[Material for the task]:
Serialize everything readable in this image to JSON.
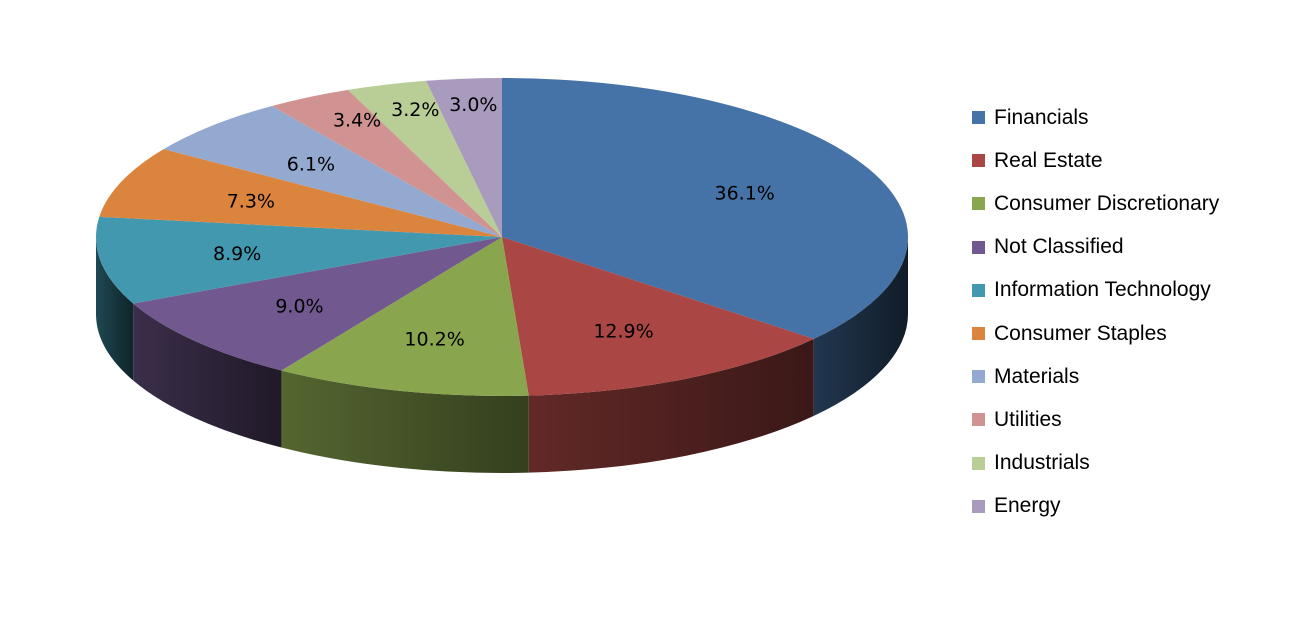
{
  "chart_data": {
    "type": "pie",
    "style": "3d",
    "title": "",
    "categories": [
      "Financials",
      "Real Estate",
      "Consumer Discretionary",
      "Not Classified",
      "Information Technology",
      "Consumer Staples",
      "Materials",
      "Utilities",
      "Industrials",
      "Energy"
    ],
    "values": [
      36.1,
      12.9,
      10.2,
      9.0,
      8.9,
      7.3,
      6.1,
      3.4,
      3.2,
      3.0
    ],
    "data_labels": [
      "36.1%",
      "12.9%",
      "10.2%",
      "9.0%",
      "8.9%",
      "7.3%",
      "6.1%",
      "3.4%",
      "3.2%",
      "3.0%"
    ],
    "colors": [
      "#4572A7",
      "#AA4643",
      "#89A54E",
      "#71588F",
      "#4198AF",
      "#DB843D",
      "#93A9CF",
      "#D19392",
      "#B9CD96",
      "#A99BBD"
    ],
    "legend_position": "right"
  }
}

[Exercise task]: Output all of the data exactly as it stands, minus any images.

[Solution for this exercise]:
Serialize everything readable in this image to JSON.
{
  "chart_data": {
    "type": "pie",
    "style": "3d",
    "title": "",
    "categories": [
      "Financials",
      "Real Estate",
      "Consumer Discretionary",
      "Not Classified",
      "Information Technology",
      "Consumer Staples",
      "Materials",
      "Utilities",
      "Industrials",
      "Energy"
    ],
    "values": [
      36.1,
      12.9,
      10.2,
      9.0,
      8.9,
      7.3,
      6.1,
      3.4,
      3.2,
      3.0
    ],
    "data_labels": [
      "36.1%",
      "12.9%",
      "10.2%",
      "9.0%",
      "8.9%",
      "7.3%",
      "6.1%",
      "3.4%",
      "3.2%",
      "3.0%"
    ],
    "colors": [
      "#4572A7",
      "#AA4643",
      "#89A54E",
      "#71588F",
      "#4198AF",
      "#DB843D",
      "#93A9CF",
      "#D19392",
      "#B9CD96",
      "#A99BBD"
    ],
    "legend_position": "right"
  }
}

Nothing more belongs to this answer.